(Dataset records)

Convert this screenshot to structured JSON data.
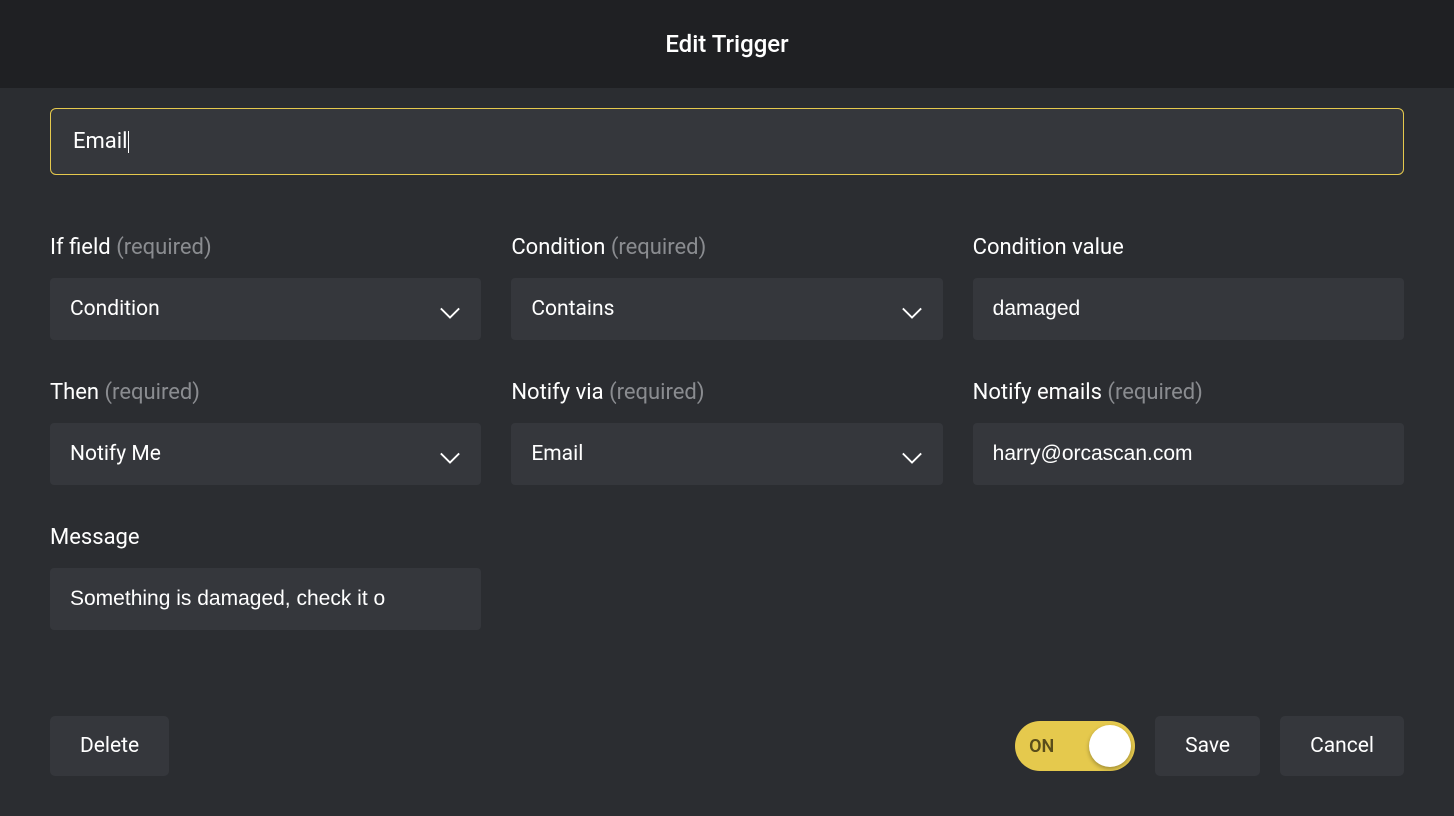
{
  "modal": {
    "title": "Edit Trigger",
    "name_value": "Email"
  },
  "fields": {
    "if_field": {
      "label": "If field",
      "required": "(required)",
      "value": "Condition"
    },
    "condition": {
      "label": "Condition",
      "required": "(required)",
      "value": "Contains"
    },
    "condition_value": {
      "label": "Condition value",
      "value": "damaged"
    },
    "then": {
      "label": "Then",
      "required": "(required)",
      "value": "Notify Me"
    },
    "notify_via": {
      "label": "Notify via",
      "required": "(required)",
      "value": "Email"
    },
    "notify_emails": {
      "label": "Notify emails",
      "required": "(required)",
      "value": "harry@orcascan.com"
    },
    "message": {
      "label": "Message",
      "value": "Something is damaged, check it o"
    }
  },
  "footer": {
    "delete": "Delete",
    "toggle_state": "ON",
    "save": "Save",
    "cancel": "Cancel"
  }
}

**TASK BRIEF**. Leaving all pictures aside, quote each record exactly.

**EXPECTED OUTPUT**.
Convert this screenshot to structured JSON data.
{
  "modal": {
    "title": "Edit Trigger",
    "name_value": "Email"
  },
  "fields": {
    "if_field": {
      "label": "If field",
      "required": "(required)",
      "value": "Condition"
    },
    "condition": {
      "label": "Condition",
      "required": "(required)",
      "value": "Contains"
    },
    "condition_value": {
      "label": "Condition value",
      "value": "damaged"
    },
    "then": {
      "label": "Then",
      "required": "(required)",
      "value": "Notify Me"
    },
    "notify_via": {
      "label": "Notify via",
      "required": "(required)",
      "value": "Email"
    },
    "notify_emails": {
      "label": "Notify emails",
      "required": "(required)",
      "value": "harry@orcascan.com"
    },
    "message": {
      "label": "Message",
      "value": "Something is damaged, check it o"
    }
  },
  "footer": {
    "delete": "Delete",
    "toggle_state": "ON",
    "save": "Save",
    "cancel": "Cancel"
  }
}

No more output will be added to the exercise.